**Anhand der Informationen**
#1 Auf welchen Wert verringerte sich die Arbeitslosenquote in Bremen laut dem Text zum norddeutschen Arbeitsmarkt?
#2 Übertragen Sie den Satz „Auch in Bremen ging die Arbeitslosigkeit zurück – von 42.454 im Mai auf 42.090 im Juni.“ aus dem Text zum norddeutschen Arbeitsmarkt ins Englische.

**Lesetext**
..........

Norddeutschlands Arbeitsmarkt zwischen Rückgang und strukturellen Herausforderungen
Theo SchlosserNorddeutschlands Arbeitsmarkt zwischen Rückgang und strukturellen Herausforderungen
Arbeitsmarkt in Norddeutschland zeigt gemischte Trends
Während die Arbeitslosigkeit in Niedersachsen und Bremen im Juni zurückging, verändern wirtschaftliche Verschiebungen die Beschäftigungsstrukturen in der gesamten Region.
In Niedersachsen sank die Zahl der Arbeitslosen im Juni auf 270.449 (Mai: 271.864). Die Arbeitslosenquote blieb stabil bei 6,0 Prozent. Gleichzeitig stieg die Unterbeschäftigung im Jahresvergleich um 0,5 Prozent auf 329.550 (Stand: April). Dennoch wuchs die Zahl der sozialversicherungspflichtig Beschäftigten im Vergleich zum Vorjahr um 8.700 auf 3.162.900.
Auch in Bremen ging die Arbeitslosigkeit zurück – von 42.454 im Mai auf 42.090 im Juni. Die Quote verringerte sich auf 11,1 Prozent. Die Unterbeschäftigung im Stadtstaat sank ebenfalls um 1,8 Prozent auf 52.607 (April). Allerdings verringerte sich die Zahl der sozialversicherungspflichtig Beschäftigten leicht um 800 auf 347.500.
Laut Johannes Pfeiffer, Leiter der Regionaldirektion der Bundesagentur für Arbeit, spiegeln diese Entwicklungen einen umfassenderen Wandel am Arbeitsmarkt wider. Treiber seien unter anderem künstliche Intelligenz, geopolitische Herausforderungen, demografische Veränderungen und der Fachkräftemangel.
Die aktuellen Zahlen zeigen sowohl Fortschritte als auch Herausforderungen: Zwar sinken die Arbeitslosenquoten, doch Unterbeschäftigung und wirtschaftliche Belastungen bleiben bestehen. Die Region passt sich weiterhin den sich verändernden Bedingungen am Arbeitsmarkt an.

..........

Daten zur Seitensegmentierung:
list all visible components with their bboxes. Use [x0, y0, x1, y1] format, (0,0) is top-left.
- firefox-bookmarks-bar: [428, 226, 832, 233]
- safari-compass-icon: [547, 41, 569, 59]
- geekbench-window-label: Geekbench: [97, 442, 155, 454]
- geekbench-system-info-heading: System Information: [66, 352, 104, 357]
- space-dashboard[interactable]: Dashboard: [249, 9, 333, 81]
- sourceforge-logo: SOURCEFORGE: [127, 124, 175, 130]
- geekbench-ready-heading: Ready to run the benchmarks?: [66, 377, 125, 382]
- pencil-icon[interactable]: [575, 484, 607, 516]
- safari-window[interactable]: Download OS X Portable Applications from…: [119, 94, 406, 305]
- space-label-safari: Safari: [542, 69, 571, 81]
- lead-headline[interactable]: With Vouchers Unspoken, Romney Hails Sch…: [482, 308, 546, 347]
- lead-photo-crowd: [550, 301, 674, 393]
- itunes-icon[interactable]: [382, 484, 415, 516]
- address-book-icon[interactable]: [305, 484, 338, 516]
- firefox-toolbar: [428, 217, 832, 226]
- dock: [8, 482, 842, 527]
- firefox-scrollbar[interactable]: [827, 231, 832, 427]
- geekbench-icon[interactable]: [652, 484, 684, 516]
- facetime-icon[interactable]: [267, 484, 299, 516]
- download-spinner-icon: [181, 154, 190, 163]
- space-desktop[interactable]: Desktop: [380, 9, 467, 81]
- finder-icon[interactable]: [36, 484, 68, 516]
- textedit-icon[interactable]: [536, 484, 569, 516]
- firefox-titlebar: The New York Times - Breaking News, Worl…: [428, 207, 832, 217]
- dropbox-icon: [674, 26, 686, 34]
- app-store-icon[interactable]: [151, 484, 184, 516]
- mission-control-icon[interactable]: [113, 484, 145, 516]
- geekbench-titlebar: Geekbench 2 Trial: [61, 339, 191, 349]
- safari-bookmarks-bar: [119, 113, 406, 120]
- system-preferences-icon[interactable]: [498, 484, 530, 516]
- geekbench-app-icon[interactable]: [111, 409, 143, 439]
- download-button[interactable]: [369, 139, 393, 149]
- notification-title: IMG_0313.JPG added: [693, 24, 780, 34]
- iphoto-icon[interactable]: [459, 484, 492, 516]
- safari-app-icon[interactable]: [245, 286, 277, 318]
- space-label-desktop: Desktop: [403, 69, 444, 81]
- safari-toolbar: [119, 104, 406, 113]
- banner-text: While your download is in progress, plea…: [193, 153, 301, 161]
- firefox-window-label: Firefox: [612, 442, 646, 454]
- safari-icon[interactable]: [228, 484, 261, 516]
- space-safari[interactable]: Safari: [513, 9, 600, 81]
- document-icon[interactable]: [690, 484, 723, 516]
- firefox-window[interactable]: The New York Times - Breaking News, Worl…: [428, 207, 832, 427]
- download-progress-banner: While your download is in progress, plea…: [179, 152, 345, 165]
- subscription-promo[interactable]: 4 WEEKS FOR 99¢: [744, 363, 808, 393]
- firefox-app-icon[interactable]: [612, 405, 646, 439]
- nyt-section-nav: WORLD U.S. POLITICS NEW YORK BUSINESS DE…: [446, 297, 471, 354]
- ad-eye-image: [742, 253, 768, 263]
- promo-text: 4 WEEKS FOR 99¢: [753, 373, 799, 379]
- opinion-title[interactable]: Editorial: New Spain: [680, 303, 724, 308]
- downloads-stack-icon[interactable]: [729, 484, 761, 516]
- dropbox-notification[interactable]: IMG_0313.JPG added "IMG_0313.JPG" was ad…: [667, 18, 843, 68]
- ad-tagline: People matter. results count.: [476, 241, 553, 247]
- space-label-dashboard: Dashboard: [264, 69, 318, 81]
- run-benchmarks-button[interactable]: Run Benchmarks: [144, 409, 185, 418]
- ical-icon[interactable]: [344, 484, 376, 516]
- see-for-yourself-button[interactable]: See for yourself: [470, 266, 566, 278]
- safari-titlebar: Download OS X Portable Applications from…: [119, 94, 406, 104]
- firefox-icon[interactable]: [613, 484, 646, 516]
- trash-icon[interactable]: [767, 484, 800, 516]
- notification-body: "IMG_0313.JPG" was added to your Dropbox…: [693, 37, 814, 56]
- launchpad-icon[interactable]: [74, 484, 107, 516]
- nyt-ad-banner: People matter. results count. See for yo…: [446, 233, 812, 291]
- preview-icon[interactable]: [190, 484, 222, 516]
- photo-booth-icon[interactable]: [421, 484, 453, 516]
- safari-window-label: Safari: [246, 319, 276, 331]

..........

**Ergebnisse der Aufgaben**
#1 Auf 11,1 Prozent.

#2 Unemployment also fell in Bremen, from 42,454 in May to 42,090 in June.